## [Records for this task]
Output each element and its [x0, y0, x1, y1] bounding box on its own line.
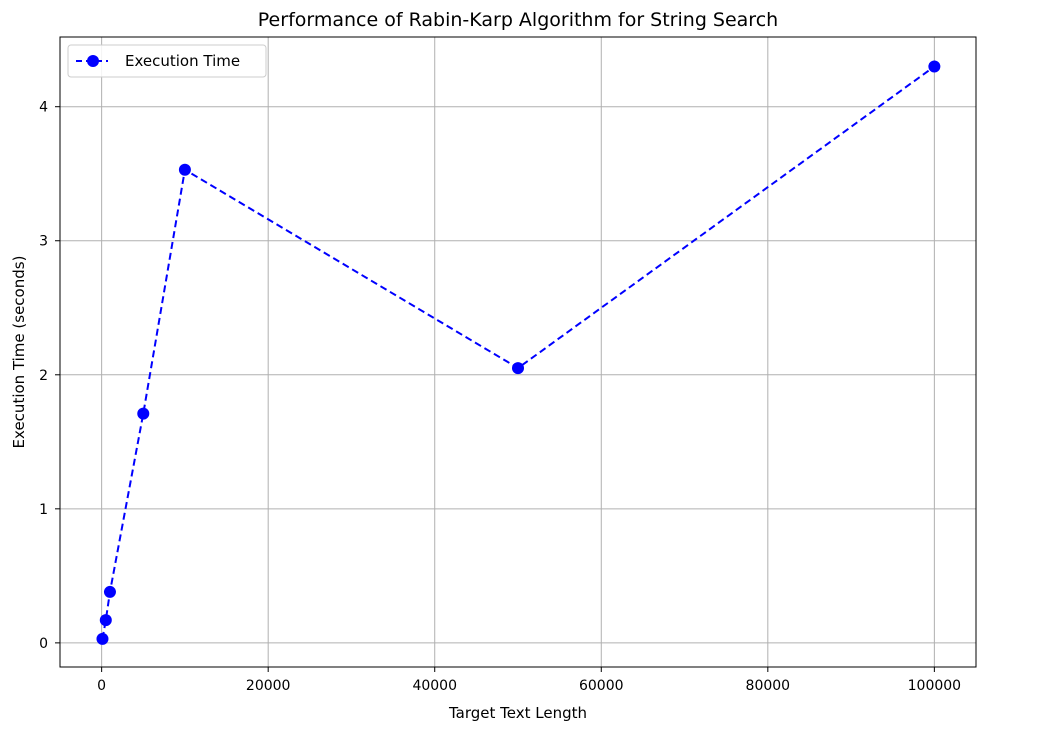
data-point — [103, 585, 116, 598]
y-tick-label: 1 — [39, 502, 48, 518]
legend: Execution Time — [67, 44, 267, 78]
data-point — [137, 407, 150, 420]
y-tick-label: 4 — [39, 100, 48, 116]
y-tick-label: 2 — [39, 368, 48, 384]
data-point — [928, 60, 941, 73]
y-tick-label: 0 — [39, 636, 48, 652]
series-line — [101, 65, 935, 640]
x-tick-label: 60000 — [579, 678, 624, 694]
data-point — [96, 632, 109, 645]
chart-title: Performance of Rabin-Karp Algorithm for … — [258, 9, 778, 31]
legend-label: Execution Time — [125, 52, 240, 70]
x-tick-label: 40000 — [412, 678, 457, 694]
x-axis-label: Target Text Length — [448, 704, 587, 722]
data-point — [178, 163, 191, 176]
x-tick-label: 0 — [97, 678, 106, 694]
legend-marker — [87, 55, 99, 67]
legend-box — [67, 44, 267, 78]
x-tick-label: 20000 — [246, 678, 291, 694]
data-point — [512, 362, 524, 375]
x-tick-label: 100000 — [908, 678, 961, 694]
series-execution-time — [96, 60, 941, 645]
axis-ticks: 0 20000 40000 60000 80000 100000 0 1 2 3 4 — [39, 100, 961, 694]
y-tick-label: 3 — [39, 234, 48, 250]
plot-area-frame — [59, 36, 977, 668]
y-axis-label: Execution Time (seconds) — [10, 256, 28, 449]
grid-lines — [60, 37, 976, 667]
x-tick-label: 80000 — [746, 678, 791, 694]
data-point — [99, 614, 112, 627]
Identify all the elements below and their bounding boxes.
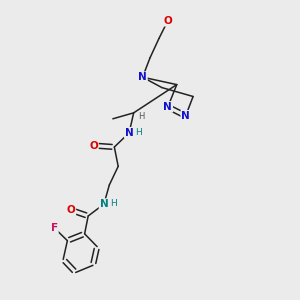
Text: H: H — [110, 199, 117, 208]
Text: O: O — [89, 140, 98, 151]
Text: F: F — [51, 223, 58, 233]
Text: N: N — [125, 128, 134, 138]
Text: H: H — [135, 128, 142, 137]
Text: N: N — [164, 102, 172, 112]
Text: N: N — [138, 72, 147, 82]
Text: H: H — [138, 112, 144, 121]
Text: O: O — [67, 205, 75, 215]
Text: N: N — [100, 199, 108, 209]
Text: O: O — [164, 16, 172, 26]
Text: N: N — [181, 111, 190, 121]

## [Objective]
Copy out the lines of the listing verbatim, starting at the line containing "Text: H: H — [110, 199, 117, 208]" and ending at the last line of the listing.

## [Output for this exercise]
Text: H: H — [110, 199, 117, 208]
Text: O: O — [89, 140, 98, 151]
Text: F: F — [51, 223, 58, 233]
Text: N: N — [125, 128, 134, 138]
Text: H: H — [135, 128, 142, 137]
Text: N: N — [164, 102, 172, 112]
Text: N: N — [138, 72, 147, 82]
Text: H: H — [138, 112, 144, 121]
Text: O: O — [67, 205, 75, 215]
Text: N: N — [100, 199, 108, 209]
Text: O: O — [164, 16, 172, 26]
Text: N: N — [181, 111, 190, 121]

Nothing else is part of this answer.